#### [What you will do]
Repeat the records exactly. Every line must match.

#### [Material]

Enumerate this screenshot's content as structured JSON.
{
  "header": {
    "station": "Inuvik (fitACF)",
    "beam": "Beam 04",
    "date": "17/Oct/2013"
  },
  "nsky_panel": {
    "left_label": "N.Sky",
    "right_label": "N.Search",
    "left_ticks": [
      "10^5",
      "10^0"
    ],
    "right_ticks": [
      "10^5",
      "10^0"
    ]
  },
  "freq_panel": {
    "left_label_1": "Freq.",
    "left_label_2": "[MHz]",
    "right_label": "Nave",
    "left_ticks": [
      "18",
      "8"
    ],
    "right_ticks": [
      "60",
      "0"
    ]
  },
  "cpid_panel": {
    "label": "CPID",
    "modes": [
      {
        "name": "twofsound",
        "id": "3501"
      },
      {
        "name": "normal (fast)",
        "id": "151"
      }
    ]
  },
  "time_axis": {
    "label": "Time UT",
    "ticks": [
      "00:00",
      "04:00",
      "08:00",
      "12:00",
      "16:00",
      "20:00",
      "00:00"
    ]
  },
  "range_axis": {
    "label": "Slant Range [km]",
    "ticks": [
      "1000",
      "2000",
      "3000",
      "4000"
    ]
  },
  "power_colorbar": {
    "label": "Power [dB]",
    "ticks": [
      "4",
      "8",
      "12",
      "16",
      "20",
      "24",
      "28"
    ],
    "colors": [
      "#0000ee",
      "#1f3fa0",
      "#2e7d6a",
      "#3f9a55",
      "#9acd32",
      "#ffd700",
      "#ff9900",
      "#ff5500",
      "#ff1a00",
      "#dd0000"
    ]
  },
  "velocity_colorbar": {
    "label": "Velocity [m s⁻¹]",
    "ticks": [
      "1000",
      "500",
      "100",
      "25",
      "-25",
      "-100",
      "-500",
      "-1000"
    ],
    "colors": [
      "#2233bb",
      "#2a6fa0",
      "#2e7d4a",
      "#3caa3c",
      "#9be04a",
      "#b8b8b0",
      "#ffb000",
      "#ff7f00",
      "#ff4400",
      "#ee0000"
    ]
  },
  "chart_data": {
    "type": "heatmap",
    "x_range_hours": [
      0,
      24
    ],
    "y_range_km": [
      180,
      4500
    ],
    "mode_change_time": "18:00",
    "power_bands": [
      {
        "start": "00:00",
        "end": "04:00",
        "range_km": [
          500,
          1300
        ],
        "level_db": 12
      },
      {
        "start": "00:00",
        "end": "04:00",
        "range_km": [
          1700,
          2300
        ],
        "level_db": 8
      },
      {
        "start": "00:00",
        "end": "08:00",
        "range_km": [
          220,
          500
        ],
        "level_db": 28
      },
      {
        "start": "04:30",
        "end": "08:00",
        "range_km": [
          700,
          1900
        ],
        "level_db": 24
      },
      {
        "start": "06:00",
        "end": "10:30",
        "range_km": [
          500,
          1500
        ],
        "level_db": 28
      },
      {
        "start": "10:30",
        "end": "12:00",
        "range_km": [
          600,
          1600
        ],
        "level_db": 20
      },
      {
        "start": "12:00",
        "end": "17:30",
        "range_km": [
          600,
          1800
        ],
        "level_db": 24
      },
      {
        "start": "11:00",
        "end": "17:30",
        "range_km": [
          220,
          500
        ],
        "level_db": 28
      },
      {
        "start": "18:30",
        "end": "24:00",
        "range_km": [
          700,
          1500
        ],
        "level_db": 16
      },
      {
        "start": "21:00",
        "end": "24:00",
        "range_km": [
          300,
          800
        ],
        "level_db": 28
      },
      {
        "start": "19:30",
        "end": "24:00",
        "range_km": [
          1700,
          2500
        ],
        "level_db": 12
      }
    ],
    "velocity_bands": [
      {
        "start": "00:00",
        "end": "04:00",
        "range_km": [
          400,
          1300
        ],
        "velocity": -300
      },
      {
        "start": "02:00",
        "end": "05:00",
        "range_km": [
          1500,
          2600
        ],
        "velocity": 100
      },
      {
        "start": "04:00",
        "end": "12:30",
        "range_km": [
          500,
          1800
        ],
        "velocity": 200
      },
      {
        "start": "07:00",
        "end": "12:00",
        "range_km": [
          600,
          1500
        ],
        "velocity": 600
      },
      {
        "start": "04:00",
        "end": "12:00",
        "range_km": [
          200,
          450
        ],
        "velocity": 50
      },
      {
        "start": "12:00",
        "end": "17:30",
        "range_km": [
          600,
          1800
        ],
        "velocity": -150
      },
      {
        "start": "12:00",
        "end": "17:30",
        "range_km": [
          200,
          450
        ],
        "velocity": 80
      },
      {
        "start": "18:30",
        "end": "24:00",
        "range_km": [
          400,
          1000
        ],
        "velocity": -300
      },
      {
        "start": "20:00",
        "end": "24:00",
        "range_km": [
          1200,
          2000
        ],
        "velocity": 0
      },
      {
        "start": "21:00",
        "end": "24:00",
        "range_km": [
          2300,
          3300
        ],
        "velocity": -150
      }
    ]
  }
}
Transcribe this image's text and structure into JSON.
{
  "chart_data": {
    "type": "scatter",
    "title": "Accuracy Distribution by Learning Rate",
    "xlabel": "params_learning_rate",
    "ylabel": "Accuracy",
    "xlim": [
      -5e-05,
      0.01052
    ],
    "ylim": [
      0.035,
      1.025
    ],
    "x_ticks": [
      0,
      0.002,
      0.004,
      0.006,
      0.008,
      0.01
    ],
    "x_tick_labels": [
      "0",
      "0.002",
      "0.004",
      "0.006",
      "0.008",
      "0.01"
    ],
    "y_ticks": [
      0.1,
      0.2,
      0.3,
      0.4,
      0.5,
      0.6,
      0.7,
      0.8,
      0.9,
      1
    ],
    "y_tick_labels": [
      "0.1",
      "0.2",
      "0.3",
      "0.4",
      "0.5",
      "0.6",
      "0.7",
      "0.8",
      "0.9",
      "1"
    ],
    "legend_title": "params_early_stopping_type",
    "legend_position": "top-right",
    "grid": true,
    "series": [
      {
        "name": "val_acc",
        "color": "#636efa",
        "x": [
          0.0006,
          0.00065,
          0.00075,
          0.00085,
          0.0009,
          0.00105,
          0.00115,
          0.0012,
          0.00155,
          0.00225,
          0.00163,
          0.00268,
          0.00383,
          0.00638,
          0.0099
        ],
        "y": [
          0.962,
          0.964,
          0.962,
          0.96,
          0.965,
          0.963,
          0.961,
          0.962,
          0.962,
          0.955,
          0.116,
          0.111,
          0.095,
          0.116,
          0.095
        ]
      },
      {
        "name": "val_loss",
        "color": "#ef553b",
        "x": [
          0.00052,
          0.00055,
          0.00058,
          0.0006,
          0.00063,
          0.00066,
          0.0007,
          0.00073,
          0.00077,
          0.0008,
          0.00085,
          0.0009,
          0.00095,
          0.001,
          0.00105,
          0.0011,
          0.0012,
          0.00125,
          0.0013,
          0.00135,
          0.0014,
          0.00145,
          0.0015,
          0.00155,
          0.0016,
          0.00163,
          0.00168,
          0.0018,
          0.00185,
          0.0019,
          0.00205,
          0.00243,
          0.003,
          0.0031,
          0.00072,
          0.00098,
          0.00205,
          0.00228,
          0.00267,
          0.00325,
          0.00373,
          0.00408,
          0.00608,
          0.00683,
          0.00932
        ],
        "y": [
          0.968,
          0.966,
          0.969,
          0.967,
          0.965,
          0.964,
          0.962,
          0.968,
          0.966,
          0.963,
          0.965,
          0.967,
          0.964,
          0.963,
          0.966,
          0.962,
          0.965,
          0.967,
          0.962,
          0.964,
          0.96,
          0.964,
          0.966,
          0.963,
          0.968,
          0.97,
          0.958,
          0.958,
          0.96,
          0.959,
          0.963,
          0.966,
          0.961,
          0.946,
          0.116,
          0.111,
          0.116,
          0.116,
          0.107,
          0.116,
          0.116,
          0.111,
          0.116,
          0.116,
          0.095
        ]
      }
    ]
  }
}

#### [Finished answer]
Enumerate this screenshot's content as structured JSON.
{
  "header": {
    "station": "Inuvik (fitACF)",
    "beam": "Beam 04",
    "date": "17/Oct/2013"
  },
  "nsky_panel": {
    "left_label": "N.Sky",
    "right_label": "N.Search",
    "left_ticks": [
      "10^5",
      "10^0"
    ],
    "right_ticks": [
      "10^5",
      "10^0"
    ]
  },
  "freq_panel": {
    "left_label_1": "Freq.",
    "left_label_2": "[MHz]",
    "right_label": "Nave",
    "left_ticks": [
      "18",
      "8"
    ],
    "right_ticks": [
      "60",
      "0"
    ]
  },
  "cpid_panel": {
    "label": "CPID",
    "modes": [
      {
        "name": "twofsound",
        "id": "3501"
      },
      {
        "name": "normal (fast)",
        "id": "151"
      }
    ]
  },
  "time_axis": {
    "label": "Time UT",
    "ticks": [
      "00:00",
      "04:00",
      "08:00",
      "12:00",
      "16:00",
      "20:00",
      "00:00"
    ]
  },
  "range_axis": {
    "label": "Slant Range [km]",
    "ticks": [
      "1000",
      "2000",
      "3000",
      "4000"
    ]
  },
  "power_colorbar": {
    "label": "Power [dB]",
    "ticks": [
      "4",
      "8",
      "12",
      "16",
      "20",
      "24",
      "28"
    ],
    "colors": [
      "#0000ee",
      "#1f3fa0",
      "#2e7d6a",
      "#3f9a55",
      "#9acd32",
      "#ffd700",
      "#ff9900",
      "#ff5500",
      "#ff1a00",
      "#dd0000"
    ]
  },
  "velocity_colorbar": {
    "label": "Velocity [m s⁻¹]",
    "ticks": [
      "1000",
      "500",
      "100",
      "25",
      "-25",
      "-100",
      "-500",
      "-1000"
    ],
    "colors": [
      "#2233bb",
      "#2a6fa0",
      "#2e7d4a",
      "#3caa3c",
      "#9be04a",
      "#b8b8b0",
      "#ffb000",
      "#ff7f00",
      "#ff4400",
      "#ee0000"
    ]
  },
  "chart_data": {
    "type": "heatmap",
    "x_range_hours": [
      0,
      24
    ],
    "y_range_km": [
      180,
      4500
    ],
    "mode_change_time": "18:00",
    "power_bands": [
      {
        "start": "00:00",
        "end": "04:00",
        "range_km": [
          500,
          1300
        ],
        "level_db": 12
      },
      {
        "start": "00:00",
        "end": "04:00",
        "range_km": [
          1700,
          2300
        ],
        "level_db": 8
      },
      {
        "start": "00:00",
        "end": "08:00",
        "range_km": [
          220,
          500
        ],
        "level_db": 28
      },
      {
        "start": "04:30",
        "end": "08:00",
        "range_km": [
          700,
          1900
        ],
        "level_db": 24
      },
      {
        "start": "06:00",
        "end": "10:30",
        "range_km": [
          500,
          1500
        ],
        "level_db": 28
      },
      {
        "start": "10:30",
        "end": "12:00",
        "range_km": [
          600,
          1600
        ],
        "level_db": 20
      },
      {
        "start": "12:00",
        "end": "17:30",
        "range_km": [
          600,
          1800
        ],
        "level_db": 24
      },
      {
        "start": "11:00",
        "end": "17:30",
        "range_km": [
          220,
          500
        ],
        "level_db": 28
      },
      {
        "start": "18:30",
        "end": "24:00",
        "range_km": [
          700,
          1500
        ],
        "level_db": 16
      },
      {
        "start": "21:00",
        "end": "24:00",
        "range_km": [
          300,
          800
        ],
        "level_db": 28
      },
      {
        "start": "19:30",
        "end": "24:00",
        "range_km": [
          1700,
          2500
        ],
        "level_db": 12
      }
    ],
    "velocity_bands": [
      {
        "start": "00:00",
        "end": "04:00",
        "range_km": [
          400,
          1300
        ],
        "velocity": -300
      },
      {
        "start": "02:00",
        "end": "05:00",
        "range_km": [
          1500,
          2600
        ],
        "velocity": 100
      },
      {
        "start": "04:00",
        "end": "12:30",
        "range_km": [
          500,
          1800
        ],
        "velocity": 200
      },
      {
        "start": "07:00",
        "end": "12:00",
        "range_km": [
          600,
          1500
        ],
        "velocity": 600
      },
      {
        "start": "04:00",
        "end": "12:00",
        "range_km": [
          200,
          450
        ],
        "velocity": 50
      },
      {
        "start": "12:00",
        "end": "17:30",
        "range_km": [
          600,
          1800
        ],
        "velocity": -150
      },
      {
        "start": "12:00",
        "end": "17:30",
        "range_km": [
          200,
          450
        ],
        "velocity": 80
      },
      {
        "start": "18:30",
        "end": "24:00",
        "range_km": [
          400,
          1000
        ],
        "velocity": -300
      },
      {
        "start": "20:00",
        "end": "24:00",
        "range_km": [
          1200,
          2000
        ],
        "velocity": 0
      },
      {
        "start": "21:00",
        "end": "24:00",
        "range_km": [
          2300,
          3300
        ],
        "velocity": -150
      }
    ]
  }
}
Transcribe this image's text and structure into JSON.
{
  "chart_data": {
    "type": "scatter",
    "title": "Accuracy Distribution by Learning Rate",
    "xlabel": "params_learning_rate",
    "ylabel": "Accuracy",
    "xlim": [
      -5e-05,
      0.01052
    ],
    "ylim": [
      0.035,
      1.025
    ],
    "x_ticks": [
      0,
      0.002,
      0.004,
      0.006,
      0.008,
      0.01
    ],
    "x_tick_labels": [
      "0",
      "0.002",
      "0.004",
      "0.006",
      "0.008",
      "0.01"
    ],
    "y_ticks": [
      0.1,
      0.2,
      0.3,
      0.4,
      0.5,
      0.6,
      0.7,
      0.8,
      0.9,
      1
    ],
    "y_tick_labels": [
      "0.1",
      "0.2",
      "0.3",
      "0.4",
      "0.5",
      "0.6",
      "0.7",
      "0.8",
      "0.9",
      "1"
    ],
    "legend_title": "params_early_stopping_type",
    "legend_position": "top-right",
    "grid": true,
    "series": [
      {
        "name": "val_acc",
        "color": "#636efa",
        "x": [
          0.0006,
          0.00065,
          0.00075,
          0.00085,
          0.0009,
          0.00105,
          0.00115,
          0.0012,
          0.00155,
          0.00225,
          0.00163,
          0.00268,
          0.00383,
          0.00638,
          0.0099
        ],
        "y": [
          0.962,
          0.964,
          0.962,
          0.96,
          0.965,
          0.963,
          0.961,
          0.962,
          0.962,
          0.955,
          0.116,
          0.111,
          0.095,
          0.116,
          0.095
        ]
      },
      {
        "name": "val_loss",
        "color": "#ef553b",
        "x": [
          0.00052,
          0.00055,
          0.00058,
          0.0006,
          0.00063,
          0.00066,
          0.0007,
          0.00073,
          0.00077,
          0.0008,
          0.00085,
          0.0009,
          0.00095,
          0.001,
          0.00105,
          0.0011,
          0.0012,
          0.00125,
          0.0013,
          0.00135,
          0.0014,
          0.00145,
          0.0015,
          0.00155,
          0.0016,
          0.00163,
          0.00168,
          0.0018,
          0.00185,
          0.0019,
          0.00205,
          0.00243,
          0.003,
          0.0031,
          0.00072,
          0.00098,
          0.00205,
          0.00228,
          0.00267,
          0.00325,
          0.00373,
          0.00408,
          0.00608,
          0.00683,
          0.00932
        ],
        "y": [
          0.968,
          0.966,
          0.969,
          0.967,
          0.965,
          0.964,
          0.962,
          0.968,
          0.966,
          0.963,
          0.965,
          0.967,
          0.964,
          0.963,
          0.966,
          0.962,
          0.965,
          0.967,
          0.962,
          0.964,
          0.96,
          0.964,
          0.966,
          0.963,
          0.968,
          0.97,
          0.958,
          0.958,
          0.96,
          0.959,
          0.963,
          0.966,
          0.961,
          0.946,
          0.116,
          0.111,
          0.116,
          0.116,
          0.107,
          0.116,
          0.116,
          0.111,
          0.116,
          0.116,
          0.095
        ]
      }
    ]
  }
}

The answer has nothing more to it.